» Short task
In full and without alteration, give the listing again.

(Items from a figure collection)
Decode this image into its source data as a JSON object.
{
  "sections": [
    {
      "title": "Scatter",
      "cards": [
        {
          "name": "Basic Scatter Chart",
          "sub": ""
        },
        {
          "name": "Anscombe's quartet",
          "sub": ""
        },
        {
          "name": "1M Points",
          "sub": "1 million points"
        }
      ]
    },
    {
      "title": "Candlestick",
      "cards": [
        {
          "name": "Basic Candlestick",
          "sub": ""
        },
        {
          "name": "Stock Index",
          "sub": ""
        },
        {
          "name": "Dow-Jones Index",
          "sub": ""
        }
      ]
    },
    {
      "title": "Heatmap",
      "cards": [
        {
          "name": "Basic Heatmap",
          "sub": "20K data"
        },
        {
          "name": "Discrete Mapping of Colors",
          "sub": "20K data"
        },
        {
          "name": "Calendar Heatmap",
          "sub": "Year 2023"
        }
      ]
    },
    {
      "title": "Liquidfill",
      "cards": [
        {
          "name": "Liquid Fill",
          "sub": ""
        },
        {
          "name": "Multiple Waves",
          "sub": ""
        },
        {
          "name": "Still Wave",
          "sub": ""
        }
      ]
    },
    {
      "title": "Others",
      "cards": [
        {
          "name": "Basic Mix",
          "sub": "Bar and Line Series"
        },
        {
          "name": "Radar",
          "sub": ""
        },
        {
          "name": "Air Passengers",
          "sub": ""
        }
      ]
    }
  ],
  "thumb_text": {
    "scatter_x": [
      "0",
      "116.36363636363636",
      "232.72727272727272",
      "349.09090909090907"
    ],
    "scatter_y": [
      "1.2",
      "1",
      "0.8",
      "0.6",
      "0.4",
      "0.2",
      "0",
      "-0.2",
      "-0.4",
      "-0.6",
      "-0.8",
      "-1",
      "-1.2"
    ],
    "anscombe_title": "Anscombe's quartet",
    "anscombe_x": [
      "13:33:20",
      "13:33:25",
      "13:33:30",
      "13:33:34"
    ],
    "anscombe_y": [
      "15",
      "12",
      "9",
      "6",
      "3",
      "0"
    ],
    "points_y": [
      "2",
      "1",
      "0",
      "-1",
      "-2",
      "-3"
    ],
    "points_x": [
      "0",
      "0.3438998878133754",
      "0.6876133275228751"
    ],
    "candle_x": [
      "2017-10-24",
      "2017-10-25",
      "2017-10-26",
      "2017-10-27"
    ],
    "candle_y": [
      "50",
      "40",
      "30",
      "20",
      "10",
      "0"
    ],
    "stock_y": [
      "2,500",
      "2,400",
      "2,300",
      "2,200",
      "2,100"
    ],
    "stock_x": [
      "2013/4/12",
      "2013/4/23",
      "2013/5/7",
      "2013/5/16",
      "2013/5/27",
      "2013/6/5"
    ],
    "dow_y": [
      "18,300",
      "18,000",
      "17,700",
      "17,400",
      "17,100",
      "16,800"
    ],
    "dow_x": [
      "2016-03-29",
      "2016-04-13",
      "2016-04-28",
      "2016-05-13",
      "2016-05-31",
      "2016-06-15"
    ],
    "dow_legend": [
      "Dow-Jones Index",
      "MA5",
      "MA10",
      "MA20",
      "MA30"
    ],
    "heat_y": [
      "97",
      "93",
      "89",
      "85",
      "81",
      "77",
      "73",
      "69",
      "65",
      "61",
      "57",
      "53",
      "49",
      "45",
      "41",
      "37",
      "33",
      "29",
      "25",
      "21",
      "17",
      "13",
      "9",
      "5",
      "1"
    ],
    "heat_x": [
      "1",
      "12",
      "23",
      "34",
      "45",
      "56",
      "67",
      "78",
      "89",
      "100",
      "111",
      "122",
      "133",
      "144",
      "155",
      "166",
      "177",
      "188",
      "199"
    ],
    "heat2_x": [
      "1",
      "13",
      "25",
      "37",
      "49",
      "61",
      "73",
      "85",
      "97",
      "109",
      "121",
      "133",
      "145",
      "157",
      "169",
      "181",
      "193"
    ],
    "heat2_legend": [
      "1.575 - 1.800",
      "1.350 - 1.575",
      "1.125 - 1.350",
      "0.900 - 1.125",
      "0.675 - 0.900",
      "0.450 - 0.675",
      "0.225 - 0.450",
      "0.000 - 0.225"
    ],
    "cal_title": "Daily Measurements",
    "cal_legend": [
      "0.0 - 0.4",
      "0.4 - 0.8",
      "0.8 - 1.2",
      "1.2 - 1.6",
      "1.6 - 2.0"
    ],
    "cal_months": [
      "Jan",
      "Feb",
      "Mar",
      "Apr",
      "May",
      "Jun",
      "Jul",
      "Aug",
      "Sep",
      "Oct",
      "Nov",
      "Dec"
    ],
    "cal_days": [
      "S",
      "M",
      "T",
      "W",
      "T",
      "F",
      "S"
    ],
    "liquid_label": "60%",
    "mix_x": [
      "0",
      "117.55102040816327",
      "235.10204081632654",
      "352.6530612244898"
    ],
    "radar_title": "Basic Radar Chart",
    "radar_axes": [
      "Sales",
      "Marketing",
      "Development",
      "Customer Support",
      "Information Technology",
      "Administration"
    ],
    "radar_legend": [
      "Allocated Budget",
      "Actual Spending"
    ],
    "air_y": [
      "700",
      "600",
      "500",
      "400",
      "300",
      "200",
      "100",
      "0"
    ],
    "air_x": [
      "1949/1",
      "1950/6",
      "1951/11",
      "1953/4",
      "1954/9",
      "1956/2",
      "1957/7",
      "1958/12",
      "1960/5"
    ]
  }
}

» Written response
Decode this image into its source data as a JSON object.
{
  "sections": [
    {
      "title": "Scatter",
      "cards": [
        {
          "name": "Basic Scatter Chart",
          "sub": ""
        },
        {
          "name": "Anscombe's quartet",
          "sub": ""
        },
        {
          "name": "1M Points",
          "sub": "1 million points"
        }
      ]
    },
    {
      "title": "Candlestick",
      "cards": [
        {
          "name": "Basic Candlestick",
          "sub": ""
        },
        {
          "name": "Stock Index",
          "sub": ""
        },
        {
          "name": "Dow-Jones Index",
          "sub": ""
        }
      ]
    },
    {
      "title": "Heatmap",
      "cards": [
        {
          "name": "Basic Heatmap",
          "sub": "20K data"
        },
        {
          "name": "Discrete Mapping of Colors",
          "sub": "20K data"
        },
        {
          "name": "Calendar Heatmap",
          "sub": "Year 2023"
        }
      ]
    },
    {
      "title": "Liquidfill",
      "cards": [
        {
          "name": "Liquid Fill",
          "sub": ""
        },
        {
          "name": "Multiple Waves",
          "sub": ""
        },
        {
          "name": "Still Wave",
          "sub": ""
        }
      ]
    },
    {
      "title": "Others",
      "cards": [
        {
          "name": "Basic Mix",
          "sub": "Bar and Line Series"
        },
        {
          "name": "Radar",
          "sub": ""
        },
        {
          "name": "Air Passengers",
          "sub": ""
        }
      ]
    }
  ],
  "thumb_text": {
    "scatter_x": [
      "0",
      "116.36363636363636",
      "232.72727272727272",
      "349.09090909090907"
    ],
    "scatter_y": [
      "1.2",
      "1",
      "0.8",
      "0.6",
      "0.4",
      "0.2",
      "0",
      "-0.2",
      "-0.4",
      "-0.6",
      "-0.8",
      "-1",
      "-1.2"
    ],
    "anscombe_title": "Anscombe's quartet",
    "anscombe_x": [
      "13:33:20",
      "13:33:25",
      "13:33:30",
      "13:33:34"
    ],
    "anscombe_y": [
      "15",
      "12",
      "9",
      "6",
      "3",
      "0"
    ],
    "points_y": [
      "2",
      "1",
      "0",
      "-1",
      "-2",
      "-3"
    ],
    "points_x": [
      "0",
      "0.3438998878133754",
      "0.6876133275228751"
    ],
    "candle_x": [
      "2017-10-24",
      "2017-10-25",
      "2017-10-26",
      "2017-10-27"
    ],
    "candle_y": [
      "50",
      "40",
      "30",
      "20",
      "10",
      "0"
    ],
    "stock_y": [
      "2,500",
      "2,400",
      "2,300",
      "2,200",
      "2,100"
    ],
    "stock_x": [
      "2013/4/12",
      "2013/4/23",
      "2013/5/7",
      "2013/5/16",
      "2013/5/27",
      "2013/6/5"
    ],
    "dow_y": [
      "18,300",
      "18,000",
      "17,700",
      "17,400",
      "17,100",
      "16,800"
    ],
    "dow_x": [
      "2016-03-29",
      "2016-04-13",
      "2016-04-28",
      "2016-05-13",
      "2016-05-31",
      "2016-06-15"
    ],
    "dow_legend": [
      "Dow-Jones Index",
      "MA5",
      "MA10",
      "MA20",
      "MA30"
    ],
    "heat_y": [
      "97",
      "93",
      "89",
      "85",
      "81",
      "77",
      "73",
      "69",
      "65",
      "61",
      "57",
      "53",
      "49",
      "45",
      "41",
      "37",
      "33",
      "29",
      "25",
      "21",
      "17",
      "13",
      "9",
      "5",
      "1"
    ],
    "heat_x": [
      "1",
      "12",
      "23",
      "34",
      "45",
      "56",
      "67",
      "78",
      "89",
      "100",
      "111",
      "122",
      "133",
      "144",
      "155",
      "166",
      "177",
      "188",
      "199"
    ],
    "heat2_x": [
      "1",
      "13",
      "25",
      "37",
      "49",
      "61",
      "73",
      "85",
      "97",
      "109",
      "121",
      "133",
      "145",
      "157",
      "169",
      "181",
      "193"
    ],
    "heat2_legend": [
      "1.575 - 1.800",
      "1.350 - 1.575",
      "1.125 - 1.350",
      "0.900 - 1.125",
      "0.675 - 0.900",
      "0.450 - 0.675",
      "0.225 - 0.450",
      "0.000 - 0.225"
    ],
    "cal_title": "Daily Measurements",
    "cal_legend": [
      "0.0 - 0.4",
      "0.4 - 0.8",
      "0.8 - 1.2",
      "1.2 - 1.6",
      "1.6 - 2.0"
    ],
    "cal_months": [
      "Jan",
      "Feb",
      "Mar",
      "Apr",
      "May",
      "Jun",
      "Jul",
      "Aug",
      "Sep",
      "Oct",
      "Nov",
      "Dec"
    ],
    "cal_days": [
      "S",
      "M",
      "T",
      "W",
      "T",
      "F",
      "S"
    ],
    "liquid_label": "60%",
    "mix_x": [
      "0",
      "117.55102040816327",
      "235.10204081632654",
      "352.6530612244898"
    ],
    "radar_title": "Basic Radar Chart",
    "radar_axes": [
      "Sales",
      "Marketing",
      "Development",
      "Customer Support",
      "Information Technology",
      "Administration"
    ],
    "radar_legend": [
      "Allocated Budget",
      "Actual Spending"
    ],
    "air_y": [
      "700",
      "600",
      "500",
      "400",
      "300",
      "200",
      "100",
      "0"
    ],
    "air_x": [
      "1949/1",
      "1950/6",
      "1951/11",
      "1953/4",
      "1954/9",
      "1956/2",
      "1957/7",
      "1958/12",
      "1960/5"
    ]
  }
}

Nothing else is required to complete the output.